Write out the material again word for word, dropping any images it holds.

|---|

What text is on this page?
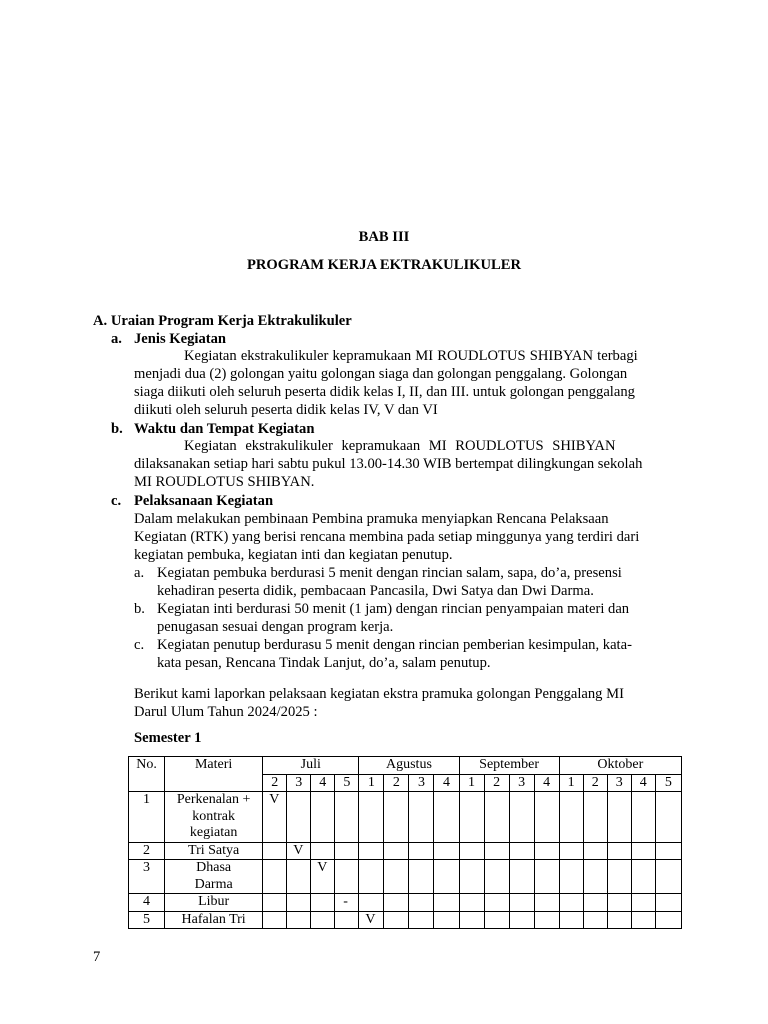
BAB III
PROGRAM KERJA EKTRAKULIKULER
A. Uraian Program Kerja Ektrakulikuler
a. Jenis Kegiatan
Kegiatan ekstrakulikuler kepramukaan MI ROUDLOTUS SHIBYAN terbagi
menjadi dua (2) golongan yaitu golongan siaga dan golongan penggalang. Golongan
siaga diikuti oleh seluruh peserta didik kelas I, II, dan III. untuk golongan penggalang
diikuti oleh seluruh peserta didik kelas IV, V dan VI
b. Waktu dan Tempat Kegiatan
Kegiatan ekstrakulikuler kepramukaan MI ROUDLOTUS SHIBYAN
dilaksanakan setiap hari sabtu pukul 13.00-14.30 WIB bertempat dilingkungan sekolah
MI ROUDLOTUS SHIBYAN.
c. Pelaksanaan Kegiatan
Dalam melakukan pembinaan Pembina pramuka menyiapkan Rencana Pelaksaan
Kegiatan (RTK) yang berisi rencana membina pada setiap minggunya yang terdiri dari
kegiatan pembuka, kegiatan inti dan kegiatan penutup.
a. Kegiatan pembuka berdurasi 5 menit dengan rincian salam, sapa, do’a, presensi
kehadiran peserta didik, pembacaan Pancasila, Dwi Satya dan Dwi Darma.
b. Kegiatan inti berdurasi 50 menit (1 jam) dengan rincian penyampaian materi dan
penugasan sesuai dengan program kerja.
c. Kegiatan penutup berdurasu 5 menit dengan rincian pemberian kesimpulan, kata-
kata pesan, Rencana Tindak Lanjut, do’a, salam penutup.
Berikut kami laporkan pelaksaan kegiatan ekstra pramuka golongan Penggalang MI
Darul Ulum Tahun 2024/2025 :
Semester 1
No.	Materi	Juli				Agustus				September				Oktober				
		2	3	4	5	1	2	3	4	1	2	3	4	1	2	3	4	5
1	Perkenalan +
kontrak
kegiatan	V																
2	Tri Satya		V															
3	Dhasa
Darma			V														
4	Libur				-													
5	Hafalan Tri					V												
7
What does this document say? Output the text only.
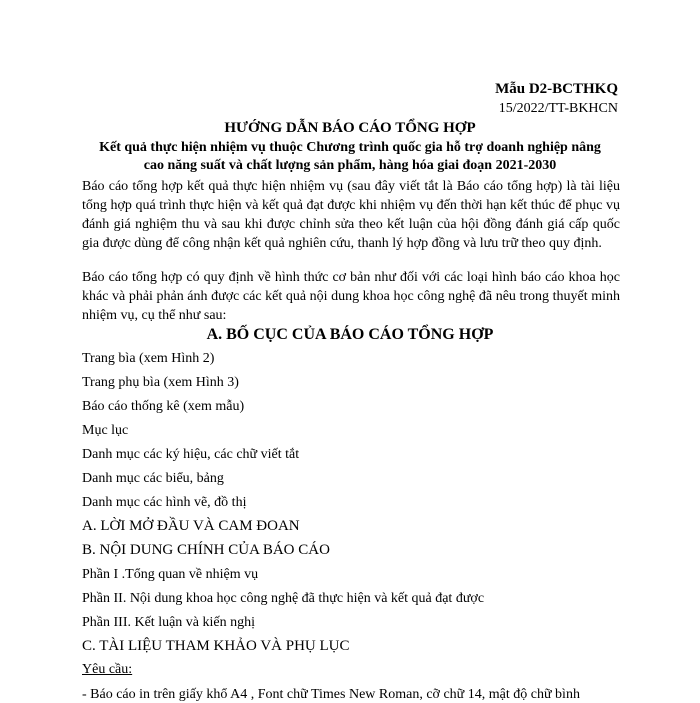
Mẫu D2-BCTHKQ
15/2022/TT-BKHCN
HƯỚNG DẪN BÁO CÁO TỔNG HỢP
Kết quả thực hiện nhiệm vụ thuộc Chương trình quốc gia hỗ trợ doanh nghiệp nâng
cao năng suất và chất lượng sản phẩm, hàng hóa giai đoạn 2021-2030
Báo cáo tổng hợp kết quả thực hiện nhiệm vụ (sau đây viết tắt là Báo cáo tổng hợp) là tài liệu tổng hợp quá trình thực hiện và kết quả đạt được khi nhiệm vụ đến thời hạn kết thúc để phục vụ đánh giá nghiệm thu và sau khi được chỉnh sửa theo kết luận của hội đồng đánh giá cấp quốc gia được dùng để công nhận kết quả nghiên cứu, thanh lý hợp đồng và lưu trữ theo quy định.
Báo cáo tổng hợp có quy định về hình thức cơ bản như đối với các loại hình báo cáo khoa học khác và phải phản ánh được các kết quả nội dung khoa học công nghệ đã nêu trong thuyết minh nhiệm vụ, cụ thể như sau:
A. BỐ CỤC CỦA BÁO CÁO TỔNG HỢP
Trang bìa (xem Hình 2)
Trang phụ bìa (xem Hình 3)
Báo cáo thống kê (xem mẫu)
Mục lục
Danh mục các ký hiệu, các chữ viết tắt
Danh mục các biểu, bảng
Danh mục các hình vẽ, đồ thị
A. LỜI MỞ ĐẦU VÀ CAM ĐOAN
B. NỘI DUNG CHÍNH CỦA BÁO CÁO
Phần I .Tổng quan về nhiệm vụ
Phần II. Nội dung khoa học công nghệ đã thực hiện và kết quả đạt được
Phần III. Kết luận và kiến nghị
C. TÀI LIỆU THAM KHẢO VÀ PHỤ LỤC
Yêu cầu:
- Báo cáo in trên giấy khổ A4 , Font chữ Times New Roman, cỡ chữ 14, mật độ chữ bình
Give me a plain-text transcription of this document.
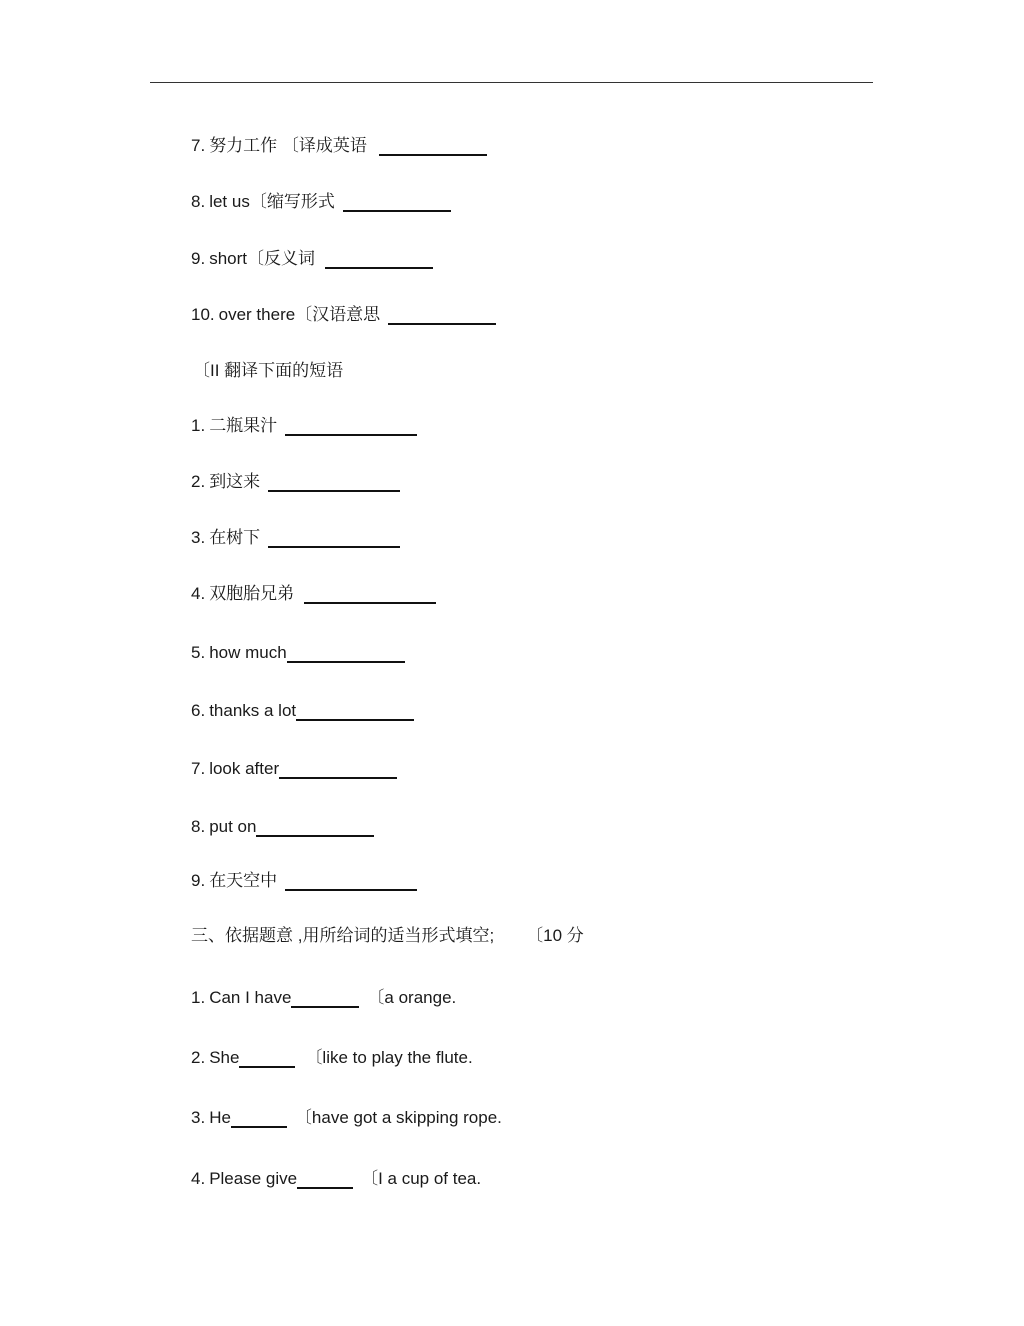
7. 努力工作 〔译成英语
8. let us〔缩写形式
9. short〔反义词
10. over there〔汉语意思
〔II 翻译下面的短语
1. 二瓶果汁
2. 到这来
3. 在树下
4. 双胞胎兄弟
5. how much
6. thanks a lot
7. look after
8. put on
9. 在天空中
三、依据题意 ,用所给词的适当形式填空; 〔10 分
1. Can I have	〔a orange.
2. She	〔like to play the flute.
3. He	〔have got a skipping rope.
4. Please give	〔I a cup of tea.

|---|

Exercise answer -
What text is on this page?
BAB III
PROGRAM KERJA EKTRAKULIKULER
A. Uraian Program Kerja Ektrakulikuler
a. Jenis Kegiatan
Kegiatan ekstrakulikuler kepramukaan MI ROUDLOTUS SHIBYAN terbagi
menjadi dua (2) golongan yaitu golongan siaga dan golongan penggalang. Golongan
siaga diikuti oleh seluruh peserta didik kelas I, II, dan III. untuk golongan penggalang
diikuti oleh seluruh peserta didik kelas IV, V dan VI
b. Waktu dan Tempat Kegiatan
Kegiatan ekstrakulikuler kepramukaan MI ROUDLOTUS SHIBYAN
dilaksanakan setiap hari sabtu pukul 13.00-14.30 WIB bertempat dilingkungan sekolah
MI ROUDLOTUS SHIBYAN.
c. Pelaksanaan Kegiatan
Dalam melakukan pembinaan Pembina pramuka menyiapkan Rencana Pelaksaan
Kegiatan (RTK) yang berisi rencana membina pada setiap minggunya yang terdiri dari
kegiatan pembuka, kegiatan inti dan kegiatan penutup.
a. Kegiatan pembuka berdurasi 5 menit dengan rincian salam, sapa, do’a, presensi
kehadiran peserta didik, pembacaan Pancasila, Dwi Satya dan Dwi Darma.
b. Kegiatan inti berdurasi 50 menit (1 jam) dengan rincian penyampaian materi dan
penugasan sesuai dengan program kerja.
c. Kegiatan penutup berdurasu 5 menit dengan rincian pemberian kesimpulan, kata-
kata pesan, Rencana Tindak Lanjut, do’a, salam penutup.
Berikut kami laporkan pelaksaan kegiatan ekstra pramuka golongan Penggalang MI
Darul Ulum Tahun 2024/2025 :
Semester 1
No.	Materi	Juli				Agustus				September				Oktober				
		2	3	4	5	1	2	3	4	1	2	3	4	1	2	3	4	5
1	Perkenalan +
kontrak
kegiatan	V																
2	Tri Satya		V															
3	Dhasa
Darma			V														
4	Libur				-													
5	Hafalan Tri					V												
7
What does this document say? Output the text only.
Mẫu D2-BCTHKQ
15/2022/TT-BKHCN
HƯỚNG DẪN BÁO CÁO TỔNG HỢP
Kết quả thực hiện nhiệm vụ thuộc Chương trình quốc gia hỗ trợ doanh nghiệp nâng
cao năng suất và chất lượng sản phẩm, hàng hóa giai đoạn 2021-2030
Báo cáo tổng hợp kết quả thực hiện nhiệm vụ (sau đây viết tắt là Báo cáo tổng hợp) là tài liệu tổng hợp quá trình thực hiện và kết quả đạt được khi nhiệm vụ đến thời hạn kết thúc để phục vụ đánh giá nghiệm thu và sau khi được chỉnh sửa theo kết luận của hội đồng đánh giá cấp quốc gia được dùng để công nhận kết quả nghiên cứu, thanh lý hợp đồng và lưu trữ theo quy định.
Báo cáo tổng hợp có quy định về hình thức cơ bản như đối với các loại hình báo cáo khoa học khác và phải phản ánh được các kết quả nội dung khoa học công nghệ đã nêu trong thuyết minh nhiệm vụ, cụ thể như sau:
A. BỐ CỤC CỦA BÁO CÁO TỔNG HỢP
Trang bìa (xem Hình 2)
Trang phụ bìa (xem Hình 3)
Báo cáo thống kê (xem mẫu)
Mục lục
Danh mục các ký hiệu, các chữ viết tắt
Danh mục các biểu, bảng
Danh mục các hình vẽ, đồ thị
A. LỜI MỞ ĐẦU VÀ CAM ĐOAN
B. NỘI DUNG CHÍNH CỦA BÁO CÁO
Phần I .Tổng quan về nhiệm vụ
Phần II. Nội dung khoa học công nghệ đã thực hiện và kết quả đạt được
Phần III. Kết luận và kiến nghị
C. TÀI LIỆU THAM KHẢO VÀ PHỤ LỤC
Yêu cầu:
- Báo cáo in trên giấy khổ A4 , Font chữ Times New Roman, cỡ chữ 14, mật độ chữ bình
Give me a plain-text transcription of this document.
7. 努力工作 〔译成英语
8. let us〔缩写形式
9. short〔反义词
10. over there〔汉语意思
〔II 翻译下面的短语
1. 二瓶果汁
2. 到这来
3. 在树下
4. 双胞胎兄弟
5. how much
6. thanks a lot
7. look after
8. put on
9. 在天空中
三、依据题意 ,用所给词的适当形式填空; 〔10 分
1. Can I have	〔a orange.
2. She	〔like to play the flute.
3. He	〔have got a skipping rope.
4. Please give	〔I a cup of tea.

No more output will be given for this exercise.